* REQUIRED TASK: Quote the entries word for word. Omit the pictures.
___ THE INPUT
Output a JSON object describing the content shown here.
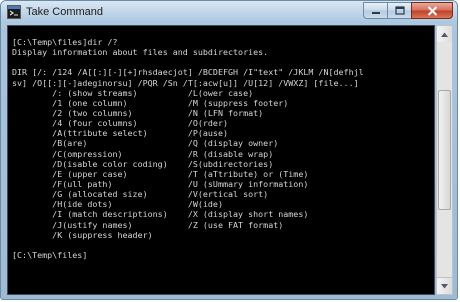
{
  "window": {
    "title": "Take Command",
    "icon": "console-icon",
    "controls": {
      "minimize": "minimize-icon",
      "maximize": "maximize-icon",
      "close": "close-icon",
      "close_color": "#c4432a"
    }
  },
  "console": {
    "background": "#000000",
    "text_color": "#d6d6d6",
    "lines": [
      "[C:\\Temp\\files]dir /?",
      "Display information about files and subdirectories.",
      "",
      "DIR [/: /124 /A[[:][-][+]rhsdaecjot] /BCDEFGH /I\"text\" /JKLM /N[defhjl",
      "sv] /O[[:][-]adeginorsu] /PQR /Sn /T[:acw[u]] /U[12] /VWXZ] [file...]",
      "        /: (show streams)          /L(ower case)",
      "        /1 (one column)            /M (suppress footer)",
      "        /2 (two columns)           /N (LFN format)",
      "        /4 (four columns)          /O(rder)",
      "        /A(ttribute select)        /P(ause)",
      "        /B(are)                    /Q (display owner)",
      "        /C(ompression)             /R (disable wrap)",
      "        /D(isable color coding)    /S(ubdirectories)",
      "        /E (upper case)            /T (aTtribute) or (Time)",
      "        /F(ull path)               /U (sUmmary information)",
      "        /G (allocated size)        /V(ertical sort)",
      "        /H(ide dots)               /W(ide)",
      "        /I (match descriptions)    /X (display short names)",
      "        /J(ustify names)           /Z (use FAT format)",
      "        /K (suppress header)",
      "",
      "[C:\\Temp\\files]"
    ]
  },
  "scrollbar": {
    "up": "scroll-up-arrow-icon",
    "down": "scroll-down-arrow-icon"
  }
}
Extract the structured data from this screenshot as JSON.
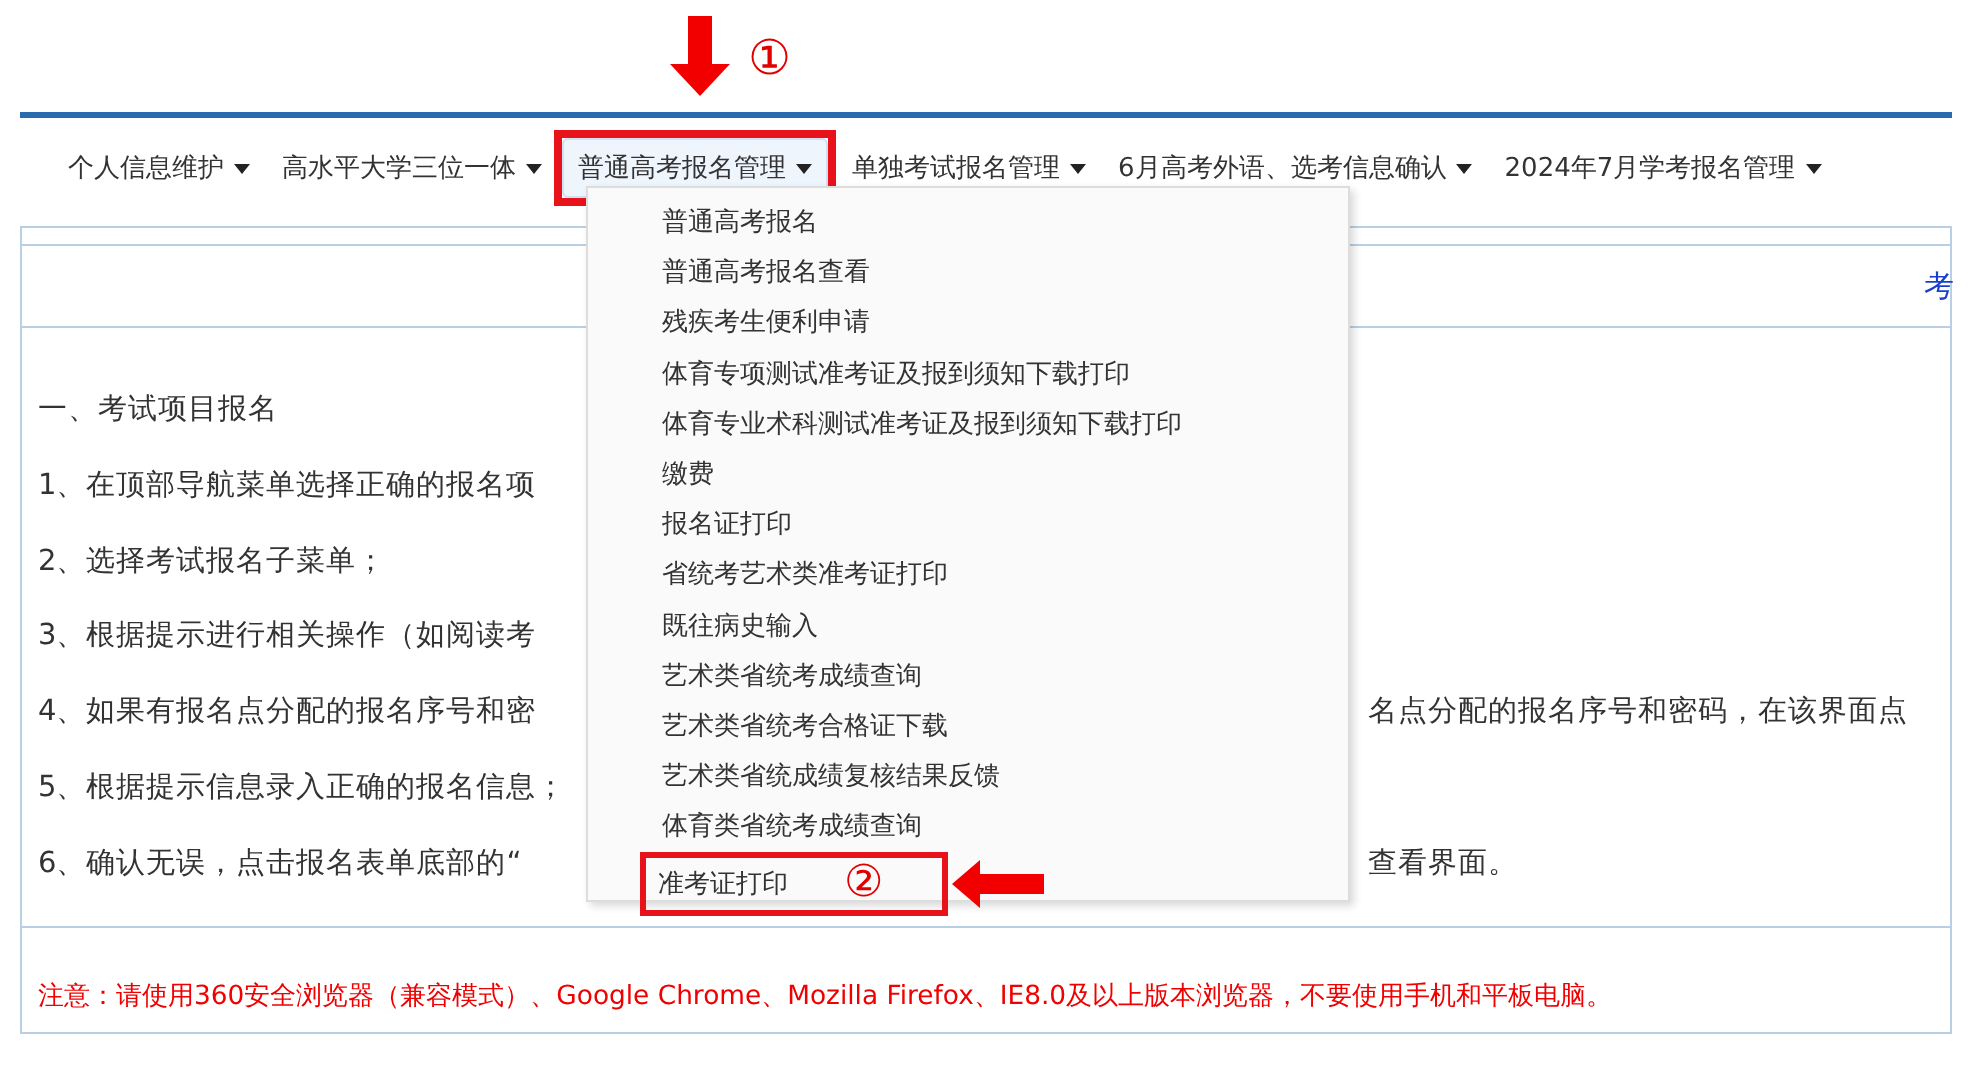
{
  "annotations": {
    "nav_marker": "①",
    "menu_marker": "②"
  },
  "nav": [
    {
      "label": "个人信息维护",
      "selected": false
    },
    {
      "label": "高水平大学三位一体",
      "selected": false
    },
    {
      "label": "普通高考报名管理",
      "selected": true
    },
    {
      "label": "单独考试报名管理",
      "selected": false
    },
    {
      "label": "6月高考外语、选考信息确认",
      "selected": false
    },
    {
      "label": "2024年7月学考报名管理",
      "selected": false
    }
  ],
  "dropdown": {
    "items": [
      {
        "label": "普通高考报名",
        "highlighted": false
      },
      {
        "label": "普通高考报名查看",
        "highlighted": false
      },
      {
        "label": "残疾考生便利申请",
        "highlighted": false
      },
      {
        "label": "体育专项测试准考证及报到须知下载打印",
        "highlighted": false
      },
      {
        "label": "体育专业术科测试准考证及报到须知下载打印",
        "highlighted": false
      },
      {
        "label": "缴费",
        "highlighted": false
      },
      {
        "label": "报名证打印",
        "highlighted": false
      },
      {
        "label": "省统考艺术类准考证打印",
        "highlighted": false
      },
      {
        "label": "既往病史输入",
        "highlighted": false
      },
      {
        "label": "艺术类省统考成绩查询",
        "highlighted": false
      },
      {
        "label": "艺术类省统考合格证下载",
        "highlighted": false
      },
      {
        "label": "艺术类省统成绩复核结果反馈",
        "highlighted": false
      },
      {
        "label": "体育类省统考成绩查询",
        "highlighted": false
      },
      {
        "label": "准考证打印",
        "highlighted": true
      }
    ]
  },
  "content": {
    "top_link": "考",
    "lines": [
      {
        "left": "一、考试项目报名"
      },
      {
        "left": "1、在顶部导航菜单选择正确的报名项"
      },
      {
        "left": "2、选择考试报名子菜单；"
      },
      {
        "left": "3、根据提示进行相关操作（如阅读考"
      },
      {
        "left": "4、如果有报名点分配的报名序号和密",
        "right": "名点分配的报名序号和密码，在该界面点"
      },
      {
        "left": "5、根据提示信息录入正确的报名信息；"
      },
      {
        "left": "6、确认无误，点击报名表单底部的“",
        "right": "查看界面。"
      }
    ],
    "notice": "注意：请使用360安全浏览器（兼容模式）、Google Chrome、Mozilla Firefox、IE8.0及以上版本浏览器，不要使用手机和平板电脑。"
  }
}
______
* CORRECT ANSWER:
Output a JSON object describing the content shown here.
{
  "window": {
    "title": "Take Command",
    "icon": "console-icon",
    "controls": {
      "minimize": "minimize-icon",
      "maximize": "maximize-icon",
      "close": "close-icon",
      "close_color": "#c4432a"
    }
  },
  "console": {
    "background": "#000000",
    "text_color": "#d6d6d6",
    "lines": [
      "[C:\\Temp\\files]dir /?",
      "Display information about files and subdirectories.",
      "",
      "DIR [/: /124 /A[[:][-][+]rhsdaecjot] /BCDEFGH /I\"text\" /JKLM /N[defhjl",
      "sv] /O[[:][-]adeginorsu] /PQR /Sn /T[:acw[u]] /U[12] /VWXZ] [file...]",
      "        /: (show streams)          /L(ower case)",
      "        /1 (one column)            /M (suppress footer)",
      "        /2 (two columns)           /N (LFN format)",
      "        /4 (four columns)          /O(rder)",
      "        /A(ttribute select)        /P(ause)",
      "        /B(are)                    /Q (display owner)",
      "        /C(ompression)             /R (disable wrap)",
      "        /D(isable color coding)    /S(ubdirectories)",
      "        /E (upper case)            /T (aTtribute) or (Time)",
      "        /F(ull path)               /U (sUmmary information)",
      "        /G (allocated size)        /V(ertical sort)",
      "        /H(ide dots)               /W(ide)",
      "        /I (match descriptions)    /X (display short names)",
      "        /J(ustify names)           /Z (use FAT format)",
      "        /K (suppress header)",
      "",
      "[C:\\Temp\\files]"
    ]
  },
  "scrollbar": {
    "up": "scroll-up-arrow-icon",
    "down": "scroll-down-arrow-icon"
  }
}
Extract the structured data from this screenshot as JSON.
{
  "annotations": {
    "nav_marker": "①",
    "menu_marker": "②"
  },
  "nav": [
    {
      "label": "个人信息维护",
      "selected": false
    },
    {
      "label": "高水平大学三位一体",
      "selected": false
    },
    {
      "label": "普通高考报名管理",
      "selected": true
    },
    {
      "label": "单独考试报名管理",
      "selected": false
    },
    {
      "label": "6月高考外语、选考信息确认",
      "selected": false
    },
    {
      "label": "2024年7月学考报名管理",
      "selected": false
    }
  ],
  "dropdown": {
    "items": [
      {
        "label": "普通高考报名",
        "highlighted": false
      },
      {
        "label": "普通高考报名查看",
        "highlighted": false
      },
      {
        "label": "残疾考生便利申请",
        "highlighted": false
      },
      {
        "label": "体育专项测试准考证及报到须知下载打印",
        "highlighted": false
      },
      {
        "label": "体育专业术科测试准考证及报到须知下载打印",
        "highlighted": false
      },
      {
        "label": "缴费",
        "highlighted": false
      },
      {
        "label": "报名证打印",
        "highlighted": false
      },
      {
        "label": "省统考艺术类准考证打印",
        "highlighted": false
      },
      {
        "label": "既往病史输入",
        "highlighted": false
      },
      {
        "label": "艺术类省统考成绩查询",
        "highlighted": false
      },
      {
        "label": "艺术类省统考合格证下载",
        "highlighted": false
      },
      {
        "label": "艺术类省统成绩复核结果反馈",
        "highlighted": false
      },
      {
        "label": "体育类省统考成绩查询",
        "highlighted": false
      },
      {
        "label": "准考证打印",
        "highlighted": true
      }
    ]
  },
  "content": {
    "top_link": "考",
    "lines": [
      {
        "left": "一、考试项目报名"
      },
      {
        "left": "1、在顶部导航菜单选择正确的报名项"
      },
      {
        "left": "2、选择考试报名子菜单；"
      },
      {
        "left": "3、根据提示进行相关操作（如阅读考"
      },
      {
        "left": "4、如果有报名点分配的报名序号和密",
        "right": "名点分配的报名序号和密码，在该界面点"
      },
      {
        "left": "5、根据提示信息录入正确的报名信息；"
      },
      {
        "left": "6、确认无误，点击报名表单底部的“",
        "right": "查看界面。"
      }
    ],
    "notice": "注意：请使用360安全浏览器（兼容模式）、Google Chrome、Mozilla Firefox、IE8.0及以上版本浏览器，不要使用手机和平板电脑。"
  }
}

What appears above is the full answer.